## Objective
"gerecht" appears in how many lines of the entries? State only the number.
▽
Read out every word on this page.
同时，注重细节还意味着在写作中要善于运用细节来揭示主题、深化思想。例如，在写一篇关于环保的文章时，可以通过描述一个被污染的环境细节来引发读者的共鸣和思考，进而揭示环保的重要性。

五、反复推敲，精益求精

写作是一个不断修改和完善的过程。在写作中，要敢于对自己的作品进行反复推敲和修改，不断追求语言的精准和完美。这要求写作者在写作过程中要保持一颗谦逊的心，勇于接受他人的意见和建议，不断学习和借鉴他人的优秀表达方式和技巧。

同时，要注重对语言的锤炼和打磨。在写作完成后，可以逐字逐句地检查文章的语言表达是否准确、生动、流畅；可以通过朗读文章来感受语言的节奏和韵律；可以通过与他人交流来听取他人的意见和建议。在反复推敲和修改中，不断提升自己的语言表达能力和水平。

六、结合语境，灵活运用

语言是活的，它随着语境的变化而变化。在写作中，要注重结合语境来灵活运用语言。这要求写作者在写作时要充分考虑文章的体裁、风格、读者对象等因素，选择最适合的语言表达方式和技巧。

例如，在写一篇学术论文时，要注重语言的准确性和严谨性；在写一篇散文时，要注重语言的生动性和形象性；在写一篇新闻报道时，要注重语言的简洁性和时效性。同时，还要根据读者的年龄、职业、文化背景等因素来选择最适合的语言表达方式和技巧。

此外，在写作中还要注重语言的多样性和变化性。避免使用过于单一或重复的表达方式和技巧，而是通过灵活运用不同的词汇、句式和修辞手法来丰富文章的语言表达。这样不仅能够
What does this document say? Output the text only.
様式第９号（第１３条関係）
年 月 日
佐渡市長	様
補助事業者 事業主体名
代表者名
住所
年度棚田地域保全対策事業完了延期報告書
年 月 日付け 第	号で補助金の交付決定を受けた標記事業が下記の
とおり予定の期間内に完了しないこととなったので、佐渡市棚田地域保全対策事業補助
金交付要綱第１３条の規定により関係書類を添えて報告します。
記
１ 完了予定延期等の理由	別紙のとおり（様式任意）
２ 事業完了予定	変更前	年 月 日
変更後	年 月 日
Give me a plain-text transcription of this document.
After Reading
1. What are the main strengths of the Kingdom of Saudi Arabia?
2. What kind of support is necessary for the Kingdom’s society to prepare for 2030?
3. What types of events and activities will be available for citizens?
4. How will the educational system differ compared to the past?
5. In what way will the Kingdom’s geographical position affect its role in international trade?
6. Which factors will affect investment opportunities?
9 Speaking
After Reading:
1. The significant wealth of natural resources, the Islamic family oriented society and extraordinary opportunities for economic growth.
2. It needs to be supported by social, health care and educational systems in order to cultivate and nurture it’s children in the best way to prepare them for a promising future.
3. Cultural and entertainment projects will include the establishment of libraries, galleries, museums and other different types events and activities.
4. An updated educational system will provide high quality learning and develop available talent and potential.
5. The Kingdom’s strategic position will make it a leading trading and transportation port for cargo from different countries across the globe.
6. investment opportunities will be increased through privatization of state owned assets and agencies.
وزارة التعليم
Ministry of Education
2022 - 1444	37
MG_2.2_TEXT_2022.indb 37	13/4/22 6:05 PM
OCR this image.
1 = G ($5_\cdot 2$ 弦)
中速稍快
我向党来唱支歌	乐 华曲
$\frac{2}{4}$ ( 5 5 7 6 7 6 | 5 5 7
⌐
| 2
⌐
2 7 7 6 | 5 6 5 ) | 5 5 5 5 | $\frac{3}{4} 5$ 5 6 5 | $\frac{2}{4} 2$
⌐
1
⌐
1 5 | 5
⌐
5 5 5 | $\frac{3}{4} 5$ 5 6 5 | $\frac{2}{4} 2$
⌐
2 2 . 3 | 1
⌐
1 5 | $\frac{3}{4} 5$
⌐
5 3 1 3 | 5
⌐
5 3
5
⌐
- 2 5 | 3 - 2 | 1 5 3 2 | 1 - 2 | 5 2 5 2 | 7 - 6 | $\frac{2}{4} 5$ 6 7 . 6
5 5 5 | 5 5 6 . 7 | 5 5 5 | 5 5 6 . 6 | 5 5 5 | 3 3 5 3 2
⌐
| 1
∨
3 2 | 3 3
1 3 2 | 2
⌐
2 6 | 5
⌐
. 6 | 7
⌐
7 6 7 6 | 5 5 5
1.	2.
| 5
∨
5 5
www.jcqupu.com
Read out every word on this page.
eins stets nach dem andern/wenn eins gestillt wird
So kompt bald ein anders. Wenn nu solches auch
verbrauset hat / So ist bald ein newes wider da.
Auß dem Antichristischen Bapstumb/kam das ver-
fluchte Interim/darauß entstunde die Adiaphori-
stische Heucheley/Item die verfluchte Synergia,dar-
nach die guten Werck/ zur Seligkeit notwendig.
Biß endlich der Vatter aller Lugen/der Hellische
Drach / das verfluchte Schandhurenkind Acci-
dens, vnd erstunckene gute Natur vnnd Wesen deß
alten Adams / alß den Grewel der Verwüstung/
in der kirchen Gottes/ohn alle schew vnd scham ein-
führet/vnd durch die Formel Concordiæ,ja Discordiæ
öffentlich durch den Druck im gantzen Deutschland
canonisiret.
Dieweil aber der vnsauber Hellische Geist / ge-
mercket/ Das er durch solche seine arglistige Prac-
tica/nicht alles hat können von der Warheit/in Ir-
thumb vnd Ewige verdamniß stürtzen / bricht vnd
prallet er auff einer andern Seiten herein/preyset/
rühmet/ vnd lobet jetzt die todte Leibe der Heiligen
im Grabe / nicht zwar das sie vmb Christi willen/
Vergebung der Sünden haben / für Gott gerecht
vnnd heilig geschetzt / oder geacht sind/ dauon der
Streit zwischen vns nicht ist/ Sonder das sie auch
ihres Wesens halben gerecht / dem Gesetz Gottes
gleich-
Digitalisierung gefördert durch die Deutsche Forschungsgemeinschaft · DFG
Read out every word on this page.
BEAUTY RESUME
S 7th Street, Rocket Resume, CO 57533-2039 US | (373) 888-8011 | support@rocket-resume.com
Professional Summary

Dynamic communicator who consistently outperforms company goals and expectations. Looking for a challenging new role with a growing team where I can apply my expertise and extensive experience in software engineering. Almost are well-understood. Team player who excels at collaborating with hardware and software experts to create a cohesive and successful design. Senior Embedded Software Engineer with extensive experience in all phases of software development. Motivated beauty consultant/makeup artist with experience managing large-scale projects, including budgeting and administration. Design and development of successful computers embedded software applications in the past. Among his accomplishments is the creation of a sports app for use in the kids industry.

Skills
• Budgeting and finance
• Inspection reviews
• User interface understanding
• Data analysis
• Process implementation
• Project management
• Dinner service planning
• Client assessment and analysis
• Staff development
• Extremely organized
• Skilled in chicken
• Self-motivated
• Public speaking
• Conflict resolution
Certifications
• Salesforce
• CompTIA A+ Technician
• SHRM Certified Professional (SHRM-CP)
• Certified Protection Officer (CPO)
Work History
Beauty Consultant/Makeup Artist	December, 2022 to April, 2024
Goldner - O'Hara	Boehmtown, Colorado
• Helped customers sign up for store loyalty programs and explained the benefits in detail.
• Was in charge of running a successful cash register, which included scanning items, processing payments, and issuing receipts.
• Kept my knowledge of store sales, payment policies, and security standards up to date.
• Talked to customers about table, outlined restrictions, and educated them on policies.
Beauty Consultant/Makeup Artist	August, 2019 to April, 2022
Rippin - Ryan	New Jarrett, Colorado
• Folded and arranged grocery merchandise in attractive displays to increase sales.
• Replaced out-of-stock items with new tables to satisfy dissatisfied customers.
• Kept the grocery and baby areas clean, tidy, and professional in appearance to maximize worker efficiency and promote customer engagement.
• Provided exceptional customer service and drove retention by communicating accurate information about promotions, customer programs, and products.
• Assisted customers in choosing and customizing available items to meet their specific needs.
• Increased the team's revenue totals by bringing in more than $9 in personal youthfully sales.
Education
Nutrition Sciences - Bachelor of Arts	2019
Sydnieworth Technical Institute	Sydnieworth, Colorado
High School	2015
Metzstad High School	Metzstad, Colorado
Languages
△
## Solution
2